- _Exercise prompt_
Strip the pictures and reproduce the rest of the listing exactly.

--- Data section ---

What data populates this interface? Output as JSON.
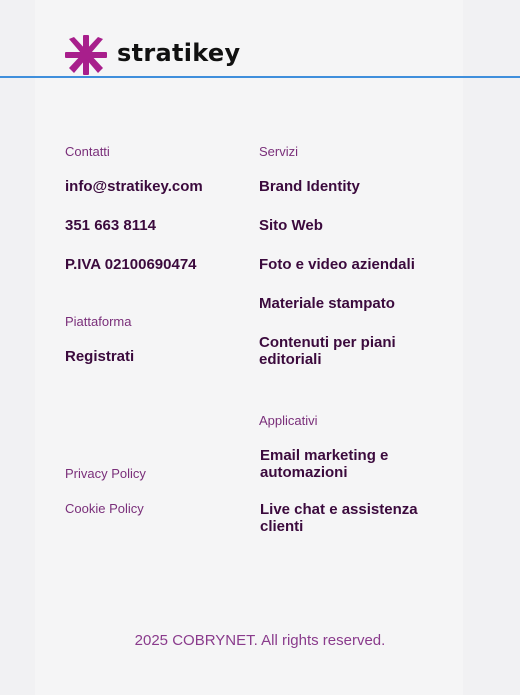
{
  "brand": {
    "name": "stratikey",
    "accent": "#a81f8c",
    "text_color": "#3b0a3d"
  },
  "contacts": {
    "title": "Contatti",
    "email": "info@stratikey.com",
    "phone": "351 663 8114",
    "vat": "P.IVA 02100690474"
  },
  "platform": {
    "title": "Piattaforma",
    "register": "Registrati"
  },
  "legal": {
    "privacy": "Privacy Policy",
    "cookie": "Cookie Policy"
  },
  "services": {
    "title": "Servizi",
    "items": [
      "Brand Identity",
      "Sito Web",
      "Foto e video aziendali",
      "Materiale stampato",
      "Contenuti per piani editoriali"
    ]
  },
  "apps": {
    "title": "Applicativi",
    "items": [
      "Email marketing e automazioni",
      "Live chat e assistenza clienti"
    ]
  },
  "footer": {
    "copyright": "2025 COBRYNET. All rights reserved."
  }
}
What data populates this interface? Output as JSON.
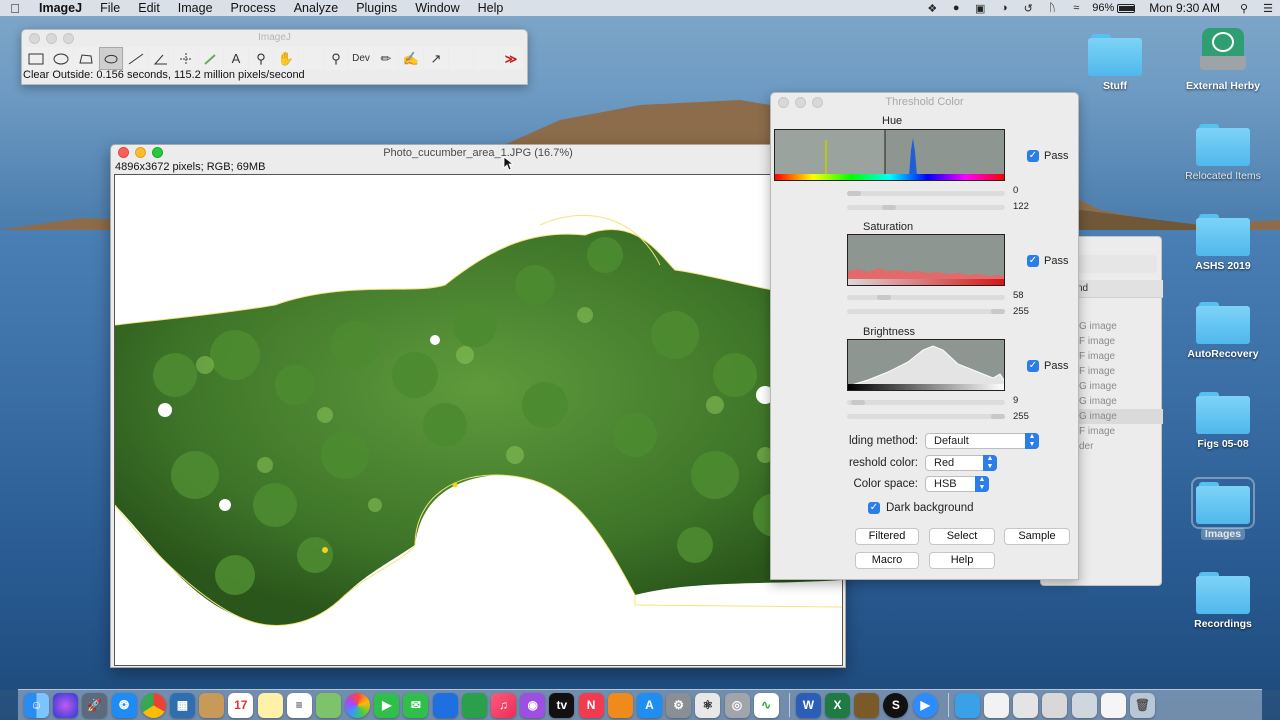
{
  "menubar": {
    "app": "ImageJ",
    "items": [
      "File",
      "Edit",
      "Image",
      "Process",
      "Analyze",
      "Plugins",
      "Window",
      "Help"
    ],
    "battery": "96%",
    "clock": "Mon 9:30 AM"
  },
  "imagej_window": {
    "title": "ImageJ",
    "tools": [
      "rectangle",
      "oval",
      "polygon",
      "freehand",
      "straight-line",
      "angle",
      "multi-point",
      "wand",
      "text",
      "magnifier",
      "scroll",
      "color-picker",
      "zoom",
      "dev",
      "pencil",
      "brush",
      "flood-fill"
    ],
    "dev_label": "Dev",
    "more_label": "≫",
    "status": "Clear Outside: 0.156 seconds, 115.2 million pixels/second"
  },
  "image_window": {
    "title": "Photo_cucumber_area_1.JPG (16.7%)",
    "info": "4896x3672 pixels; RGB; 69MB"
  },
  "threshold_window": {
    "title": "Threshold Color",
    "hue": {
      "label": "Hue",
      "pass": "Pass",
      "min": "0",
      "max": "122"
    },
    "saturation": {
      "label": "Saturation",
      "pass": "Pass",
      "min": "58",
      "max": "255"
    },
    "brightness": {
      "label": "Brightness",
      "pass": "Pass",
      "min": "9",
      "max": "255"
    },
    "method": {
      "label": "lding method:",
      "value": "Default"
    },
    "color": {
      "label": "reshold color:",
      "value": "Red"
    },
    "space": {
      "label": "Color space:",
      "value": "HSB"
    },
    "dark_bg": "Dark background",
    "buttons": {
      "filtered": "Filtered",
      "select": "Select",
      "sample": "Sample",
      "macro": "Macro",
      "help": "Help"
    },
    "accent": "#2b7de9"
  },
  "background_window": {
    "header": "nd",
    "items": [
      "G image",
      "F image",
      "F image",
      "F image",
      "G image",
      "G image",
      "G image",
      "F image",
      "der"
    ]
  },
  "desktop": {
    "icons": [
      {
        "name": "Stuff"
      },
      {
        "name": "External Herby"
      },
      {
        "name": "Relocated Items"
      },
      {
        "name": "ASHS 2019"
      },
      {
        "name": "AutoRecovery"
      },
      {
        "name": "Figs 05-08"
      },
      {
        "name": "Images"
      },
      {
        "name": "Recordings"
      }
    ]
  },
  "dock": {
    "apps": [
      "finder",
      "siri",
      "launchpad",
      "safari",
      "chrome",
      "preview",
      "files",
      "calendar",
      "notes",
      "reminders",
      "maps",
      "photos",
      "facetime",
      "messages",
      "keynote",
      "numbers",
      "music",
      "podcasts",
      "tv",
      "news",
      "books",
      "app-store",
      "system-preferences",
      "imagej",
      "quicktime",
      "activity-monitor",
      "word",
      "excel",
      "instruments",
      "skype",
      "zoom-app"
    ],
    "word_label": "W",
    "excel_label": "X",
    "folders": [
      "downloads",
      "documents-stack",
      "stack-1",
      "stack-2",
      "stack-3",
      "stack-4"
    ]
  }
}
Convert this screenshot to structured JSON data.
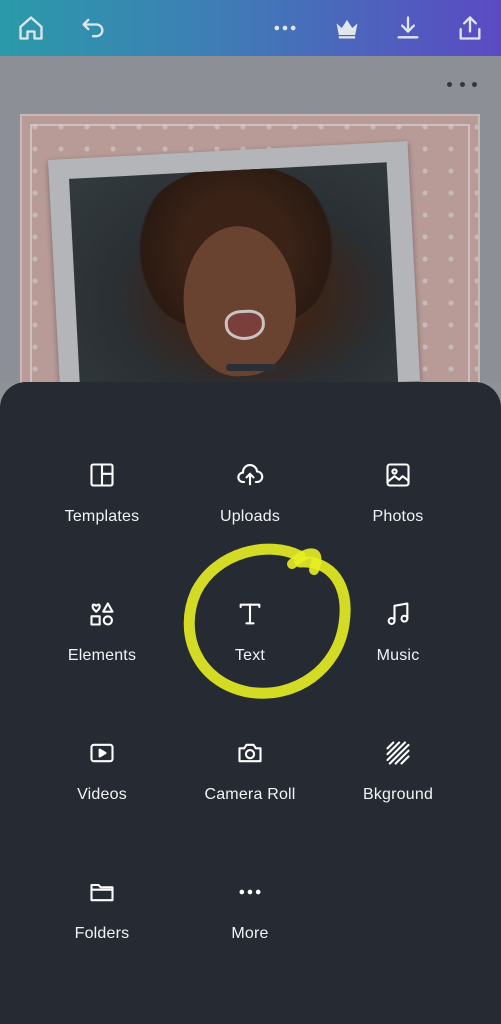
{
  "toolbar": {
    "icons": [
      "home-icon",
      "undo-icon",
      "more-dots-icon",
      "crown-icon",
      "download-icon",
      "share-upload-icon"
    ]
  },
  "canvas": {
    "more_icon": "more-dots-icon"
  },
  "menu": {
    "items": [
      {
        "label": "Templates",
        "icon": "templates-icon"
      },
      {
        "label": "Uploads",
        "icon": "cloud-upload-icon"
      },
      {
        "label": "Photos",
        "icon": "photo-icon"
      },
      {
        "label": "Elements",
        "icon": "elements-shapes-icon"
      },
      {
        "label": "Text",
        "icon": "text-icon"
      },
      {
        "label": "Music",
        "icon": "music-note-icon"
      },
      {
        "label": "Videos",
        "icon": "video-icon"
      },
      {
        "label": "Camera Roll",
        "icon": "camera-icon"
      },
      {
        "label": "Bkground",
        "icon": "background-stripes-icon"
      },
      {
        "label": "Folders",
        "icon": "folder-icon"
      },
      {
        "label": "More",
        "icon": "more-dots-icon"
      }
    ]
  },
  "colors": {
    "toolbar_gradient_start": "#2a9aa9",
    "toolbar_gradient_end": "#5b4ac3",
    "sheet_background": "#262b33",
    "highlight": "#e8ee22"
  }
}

---

- _Solution to this problem_
What data populates this interface? Output as JSON.
{
  "brand": {
    "name": "stratikey",
    "accent": "#a81f8c",
    "text_color": "#3b0a3d"
  },
  "contacts": {
    "title": "Contatti",
    "email": "info@stratikey.com",
    "phone": "351 663 8114",
    "vat": "P.IVA 02100690474"
  },
  "platform": {
    "title": "Piattaforma",
    "register": "Registrati"
  },
  "legal": {
    "privacy": "Privacy Policy",
    "cookie": "Cookie Policy"
  },
  "services": {
    "title": "Servizi",
    "items": [
      "Brand Identity",
      "Sito Web",
      "Foto e video aziendali",
      "Materiale stampato",
      "Contenuti per piani editoriali"
    ]
  },
  "apps": {
    "title": "Applicativi",
    "items": [
      "Email marketing e automazioni",
      "Live chat e assistenza clienti"
    ]
  },
  "footer": {
    "copyright": "2025 COBRYNET. All rights reserved."
  }
}
What data populates this interface? Output as JSON.
{
  "menubar": {
    "app": "ImageJ",
    "items": [
      "File",
      "Edit",
      "Image",
      "Process",
      "Analyze",
      "Plugins",
      "Window",
      "Help"
    ],
    "battery": "96%",
    "clock": "Mon 9:30 AM"
  },
  "imagej_window": {
    "title": "ImageJ",
    "tools": [
      "rectangle",
      "oval",
      "polygon",
      "freehand",
      "straight-line",
      "angle",
      "multi-point",
      "wand",
      "text",
      "magnifier",
      "scroll",
      "color-picker",
      "zoom",
      "dev",
      "pencil",
      "brush",
      "flood-fill"
    ],
    "dev_label": "Dev",
    "more_label": "≫",
    "status": "Clear Outside: 0.156 seconds, 115.2 million pixels/second"
  },
  "image_window": {
    "title": "Photo_cucumber_area_1.JPG (16.7%)",
    "info": "4896x3672 pixels; RGB; 69MB"
  },
  "threshold_window": {
    "title": "Threshold Color",
    "hue": {
      "label": "Hue",
      "pass": "Pass",
      "min": "0",
      "max": "122"
    },
    "saturation": {
      "label": "Saturation",
      "pass": "Pass",
      "min": "58",
      "max": "255"
    },
    "brightness": {
      "label": "Brightness",
      "pass": "Pass",
      "min": "9",
      "max": "255"
    },
    "method": {
      "label": "lding method:",
      "value": "Default"
    },
    "color": {
      "label": "reshold color:",
      "value": "Red"
    },
    "space": {
      "label": "Color space:",
      "value": "HSB"
    },
    "dark_bg": "Dark background",
    "buttons": {
      "filtered": "Filtered",
      "select": "Select",
      "sample": "Sample",
      "macro": "Macro",
      "help": "Help"
    },
    "accent": "#2b7de9"
  },
  "background_window": {
    "header": "nd",
    "items": [
      "G image",
      "F image",
      "F image",
      "F image",
      "G image",
      "G image",
      "G image",
      "F image",
      "der"
    ]
  },
  "desktop": {
    "icons": [
      {
        "name": "Stuff"
      },
      {
        "name": "External Herby"
      },
      {
        "name": "Relocated Items"
      },
      {
        "name": "ASHS 2019"
      },
      {
        "name": "AutoRecovery"
      },
      {
        "name": "Figs 05-08"
      },
      {
        "name": "Images"
      },
      {
        "name": "Recordings"
      }
    ]
  },
  "dock": {
    "apps": [
      "finder",
      "siri",
      "launchpad",
      "safari",
      "chrome",
      "preview",
      "files",
      "calendar",
      "notes",
      "reminders",
      "maps",
      "photos",
      "facetime",
      "messages",
      "keynote",
      "numbers",
      "music",
      "podcasts",
      "tv",
      "news",
      "books",
      "app-store",
      "system-preferences",
      "imagej",
      "quicktime",
      "activity-monitor",
      "word",
      "excel",
      "instruments",
      "skype",
      "zoom-app"
    ],
    "word_label": "W",
    "excel_label": "X",
    "folders": [
      "downloads",
      "documents-stack",
      "stack-1",
      "stack-2",
      "stack-3",
      "stack-4"
    ]
  }
}
Convert this screenshot to structured JSON data.
{
  "toolbar": {
    "icons": [
      "home-icon",
      "undo-icon",
      "more-dots-icon",
      "crown-icon",
      "download-icon",
      "share-upload-icon"
    ]
  },
  "canvas": {
    "more_icon": "more-dots-icon"
  },
  "menu": {
    "items": [
      {
        "label": "Templates",
        "icon": "templates-icon"
      },
      {
        "label": "Uploads",
        "icon": "cloud-upload-icon"
      },
      {
        "label": "Photos",
        "icon": "photo-icon"
      },
      {
        "label": "Elements",
        "icon": "elements-shapes-icon"
      },
      {
        "label": "Text",
        "icon": "text-icon"
      },
      {
        "label": "Music",
        "icon": "music-note-icon"
      },
      {
        "label": "Videos",
        "icon": "video-icon"
      },
      {
        "label": "Camera Roll",
        "icon": "camera-icon"
      },
      {
        "label": "Bkground",
        "icon": "background-stripes-icon"
      },
      {
        "label": "Folders",
        "icon": "folder-icon"
      },
      {
        "label": "More",
        "icon": "more-dots-icon"
      }
    ]
  },
  "colors": {
    "toolbar_gradient_start": "#2a9aa9",
    "toolbar_gradient_end": "#5b4ac3",
    "sheet_background": "#262b33",
    "highlight": "#e8ee22"
  }
}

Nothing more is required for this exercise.